* Written request
Make an exact copy of all the entries, with the pictures left out.

* Stored data
'''

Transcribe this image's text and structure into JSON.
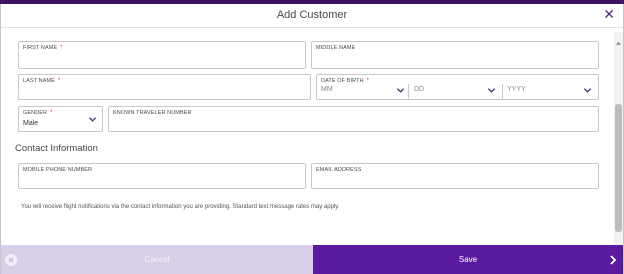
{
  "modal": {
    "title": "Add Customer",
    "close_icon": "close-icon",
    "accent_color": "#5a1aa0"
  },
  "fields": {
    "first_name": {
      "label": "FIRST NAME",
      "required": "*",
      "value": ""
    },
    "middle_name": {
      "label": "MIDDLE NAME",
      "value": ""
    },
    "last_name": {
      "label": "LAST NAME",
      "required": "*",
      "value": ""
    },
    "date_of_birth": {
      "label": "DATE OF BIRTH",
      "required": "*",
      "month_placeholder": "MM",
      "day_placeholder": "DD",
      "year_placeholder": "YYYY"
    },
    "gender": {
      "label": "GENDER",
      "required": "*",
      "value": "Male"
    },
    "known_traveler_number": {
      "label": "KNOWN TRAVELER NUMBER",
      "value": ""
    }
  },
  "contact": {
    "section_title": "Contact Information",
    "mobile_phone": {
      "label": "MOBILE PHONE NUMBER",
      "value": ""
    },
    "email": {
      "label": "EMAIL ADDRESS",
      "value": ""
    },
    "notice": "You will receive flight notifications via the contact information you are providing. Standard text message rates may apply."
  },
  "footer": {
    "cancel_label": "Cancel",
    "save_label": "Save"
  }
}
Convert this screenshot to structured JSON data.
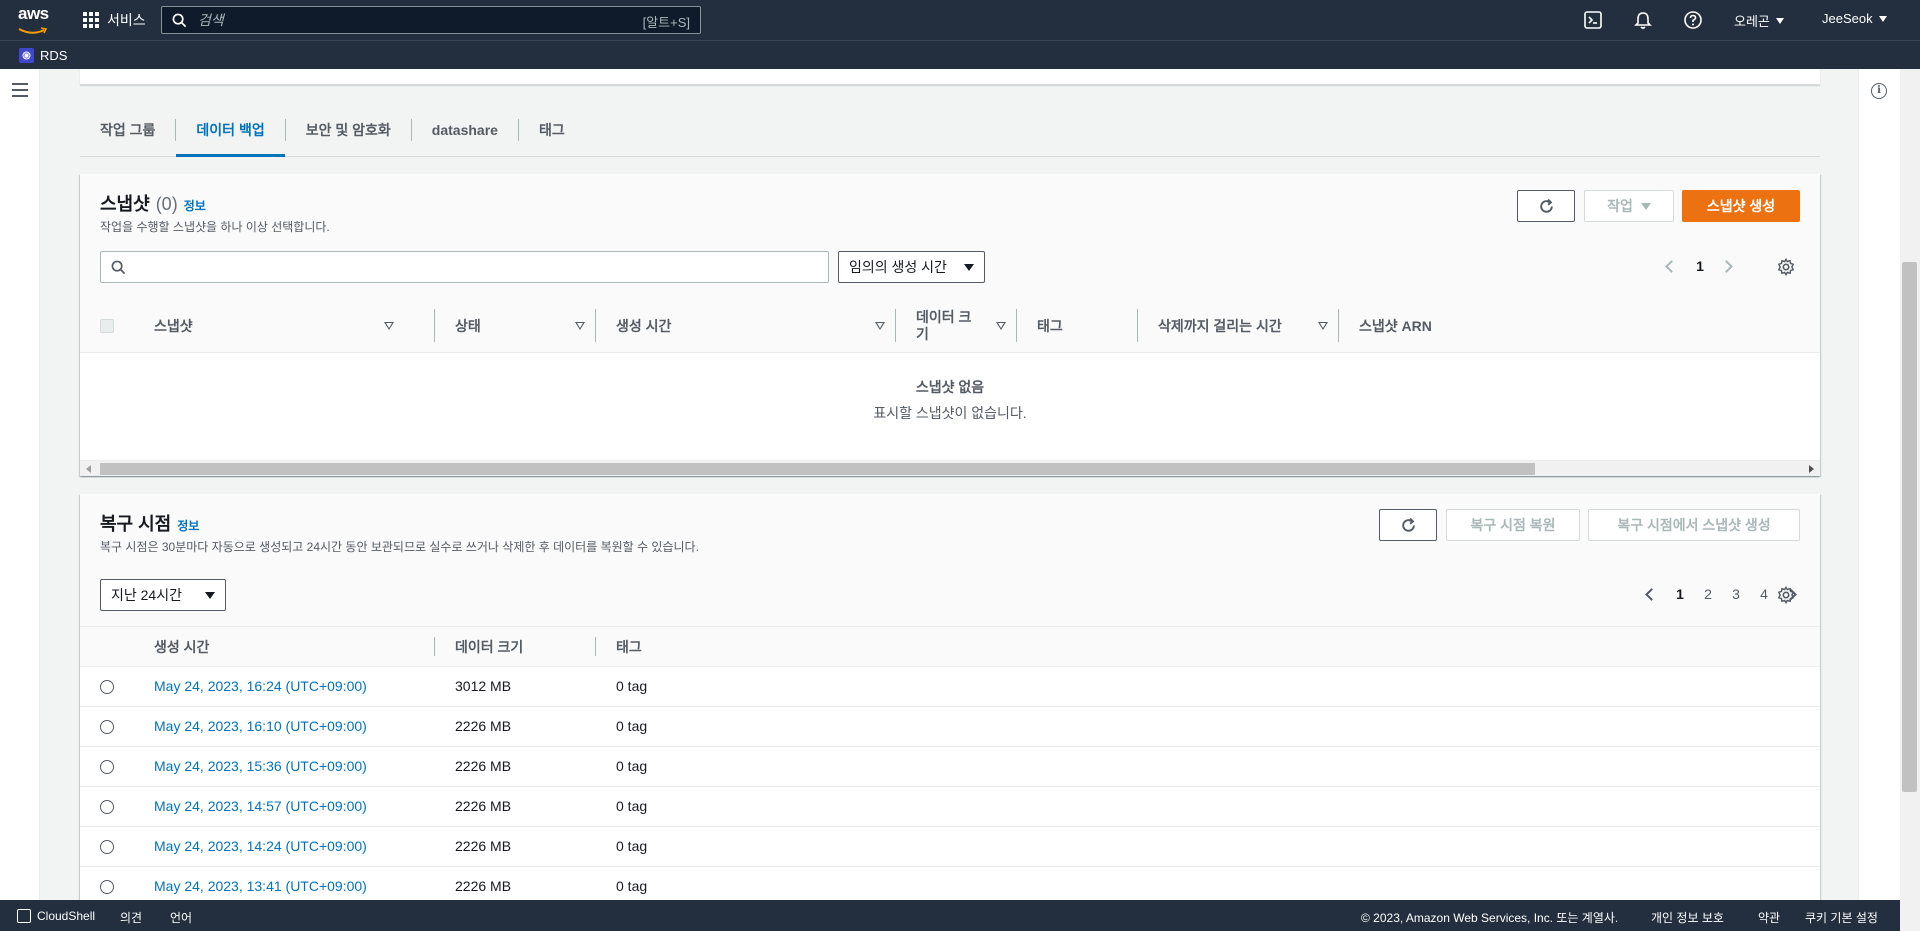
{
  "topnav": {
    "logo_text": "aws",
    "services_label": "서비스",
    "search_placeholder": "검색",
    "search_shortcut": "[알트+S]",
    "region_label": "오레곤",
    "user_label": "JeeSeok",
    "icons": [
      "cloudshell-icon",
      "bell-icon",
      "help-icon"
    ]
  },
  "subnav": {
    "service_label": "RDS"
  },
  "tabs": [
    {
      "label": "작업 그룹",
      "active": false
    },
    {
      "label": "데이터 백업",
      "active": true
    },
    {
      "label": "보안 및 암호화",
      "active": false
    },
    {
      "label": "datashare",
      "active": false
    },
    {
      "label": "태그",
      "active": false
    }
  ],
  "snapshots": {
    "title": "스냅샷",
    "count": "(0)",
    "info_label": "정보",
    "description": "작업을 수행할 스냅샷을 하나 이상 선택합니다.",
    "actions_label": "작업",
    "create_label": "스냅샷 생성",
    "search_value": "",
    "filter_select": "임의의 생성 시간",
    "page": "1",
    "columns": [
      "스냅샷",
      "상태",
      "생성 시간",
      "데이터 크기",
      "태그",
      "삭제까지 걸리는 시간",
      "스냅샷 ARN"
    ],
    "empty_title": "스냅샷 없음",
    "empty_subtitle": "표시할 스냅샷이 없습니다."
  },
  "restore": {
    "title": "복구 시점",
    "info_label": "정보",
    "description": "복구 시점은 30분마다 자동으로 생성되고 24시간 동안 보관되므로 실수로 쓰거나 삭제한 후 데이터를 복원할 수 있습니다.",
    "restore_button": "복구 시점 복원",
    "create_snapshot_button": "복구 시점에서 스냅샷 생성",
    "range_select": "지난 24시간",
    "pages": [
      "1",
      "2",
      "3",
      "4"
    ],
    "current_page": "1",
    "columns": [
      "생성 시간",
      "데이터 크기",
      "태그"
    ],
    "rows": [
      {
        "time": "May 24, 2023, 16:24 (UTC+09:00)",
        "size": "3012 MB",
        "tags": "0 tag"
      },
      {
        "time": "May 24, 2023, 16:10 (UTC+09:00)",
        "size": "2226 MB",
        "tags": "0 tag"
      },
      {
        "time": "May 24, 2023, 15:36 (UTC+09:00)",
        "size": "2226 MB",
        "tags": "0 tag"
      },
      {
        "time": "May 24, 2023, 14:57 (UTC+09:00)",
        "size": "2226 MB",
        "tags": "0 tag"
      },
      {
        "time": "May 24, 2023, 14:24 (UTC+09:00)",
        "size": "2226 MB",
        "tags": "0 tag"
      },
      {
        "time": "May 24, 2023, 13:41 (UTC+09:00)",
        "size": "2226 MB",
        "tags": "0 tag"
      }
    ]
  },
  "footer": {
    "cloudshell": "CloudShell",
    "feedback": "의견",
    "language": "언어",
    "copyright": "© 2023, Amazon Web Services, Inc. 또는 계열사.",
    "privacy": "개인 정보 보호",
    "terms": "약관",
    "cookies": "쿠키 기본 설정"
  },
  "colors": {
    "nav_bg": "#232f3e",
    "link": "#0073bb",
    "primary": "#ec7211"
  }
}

'''

* Final answer
Transcribe this image's text and structure into JSON.
{
  "modal": {
    "title": "Add Customer",
    "close_icon": "close-icon",
    "accent_color": "#5a1aa0"
  },
  "fields": {
    "first_name": {
      "label": "FIRST NAME",
      "required": "*",
      "value": ""
    },
    "middle_name": {
      "label": "MIDDLE NAME",
      "value": ""
    },
    "last_name": {
      "label": "LAST NAME",
      "required": "*",
      "value": ""
    },
    "date_of_birth": {
      "label": "DATE OF BIRTH",
      "required": "*",
      "month_placeholder": "MM",
      "day_placeholder": "DD",
      "year_placeholder": "YYYY"
    },
    "gender": {
      "label": "GENDER",
      "required": "*",
      "value": "Male"
    },
    "known_traveler_number": {
      "label": "KNOWN TRAVELER NUMBER",
      "value": ""
    }
  },
  "contact": {
    "section_title": "Contact Information",
    "mobile_phone": {
      "label": "MOBILE PHONE NUMBER",
      "value": ""
    },
    "email": {
      "label": "EMAIL ADDRESS",
      "value": ""
    },
    "notice": "You will receive flight notifications via the contact information you are providing. Standard text message rates may apply."
  },
  "footer": {
    "cancel_label": "Cancel",
    "save_label": "Save"
  }
}
Convert this screenshot to structured JSON data.
{
  "topnav": {
    "logo_text": "aws",
    "services_label": "서비스",
    "search_placeholder": "검색",
    "search_shortcut": "[알트+S]",
    "region_label": "오레곤",
    "user_label": "JeeSeok",
    "icons": [
      "cloudshell-icon",
      "bell-icon",
      "help-icon"
    ]
  },
  "subnav": {
    "service_label": "RDS"
  },
  "tabs": [
    {
      "label": "작업 그룹",
      "active": false
    },
    {
      "label": "데이터 백업",
      "active": true
    },
    {
      "label": "보안 및 암호화",
      "active": false
    },
    {
      "label": "datashare",
      "active": false
    },
    {
      "label": "태그",
      "active": false
    }
  ],
  "snapshots": {
    "title": "스냅샷",
    "count": "(0)",
    "info_label": "정보",
    "description": "작업을 수행할 스냅샷을 하나 이상 선택합니다.",
    "actions_label": "작업",
    "create_label": "스냅샷 생성",
    "search_value": "",
    "filter_select": "임의의 생성 시간",
    "page": "1",
    "columns": [
      "스냅샷",
      "상태",
      "생성 시간",
      "데이터 크기",
      "태그",
      "삭제까지 걸리는 시간",
      "스냅샷 ARN"
    ],
    "empty_title": "스냅샷 없음",
    "empty_subtitle": "표시할 스냅샷이 없습니다."
  },
  "restore": {
    "title": "복구 시점",
    "info_label": "정보",
    "description": "복구 시점은 30분마다 자동으로 생성되고 24시간 동안 보관되므로 실수로 쓰거나 삭제한 후 데이터를 복원할 수 있습니다.",
    "restore_button": "복구 시점 복원",
    "create_snapshot_button": "복구 시점에서 스냅샷 생성",
    "range_select": "지난 24시간",
    "pages": [
      "1",
      "2",
      "3",
      "4"
    ],
    "current_page": "1",
    "columns": [
      "생성 시간",
      "데이터 크기",
      "태그"
    ],
    "rows": [
      {
        "time": "May 24, 2023, 16:24 (UTC+09:00)",
        "size": "3012 MB",
        "tags": "0 tag"
      },
      {
        "time": "May 24, 2023, 16:10 (UTC+09:00)",
        "size": "2226 MB",
        "tags": "0 tag"
      },
      {
        "time": "May 24, 2023, 15:36 (UTC+09:00)",
        "size": "2226 MB",
        "tags": "0 tag"
      },
      {
        "time": "May 24, 2023, 14:57 (UTC+09:00)",
        "size": "2226 MB",
        "tags": "0 tag"
      },
      {
        "time": "May 24, 2023, 14:24 (UTC+09:00)",
        "size": "2226 MB",
        "tags": "0 tag"
      },
      {
        "time": "May 24, 2023, 13:41 (UTC+09:00)",
        "size": "2226 MB",
        "tags": "0 tag"
      }
    ]
  },
  "footer": {
    "cloudshell": "CloudShell",
    "feedback": "의견",
    "language": "언어",
    "copyright": "© 2023, Amazon Web Services, Inc. 또는 계열사.",
    "privacy": "개인 정보 보호",
    "terms": "약관",
    "cookies": "쿠키 기본 설정"
  },
  "colors": {
    "nav_bg": "#232f3e",
    "link": "#0073bb",
    "primary": "#ec7211"
  }
}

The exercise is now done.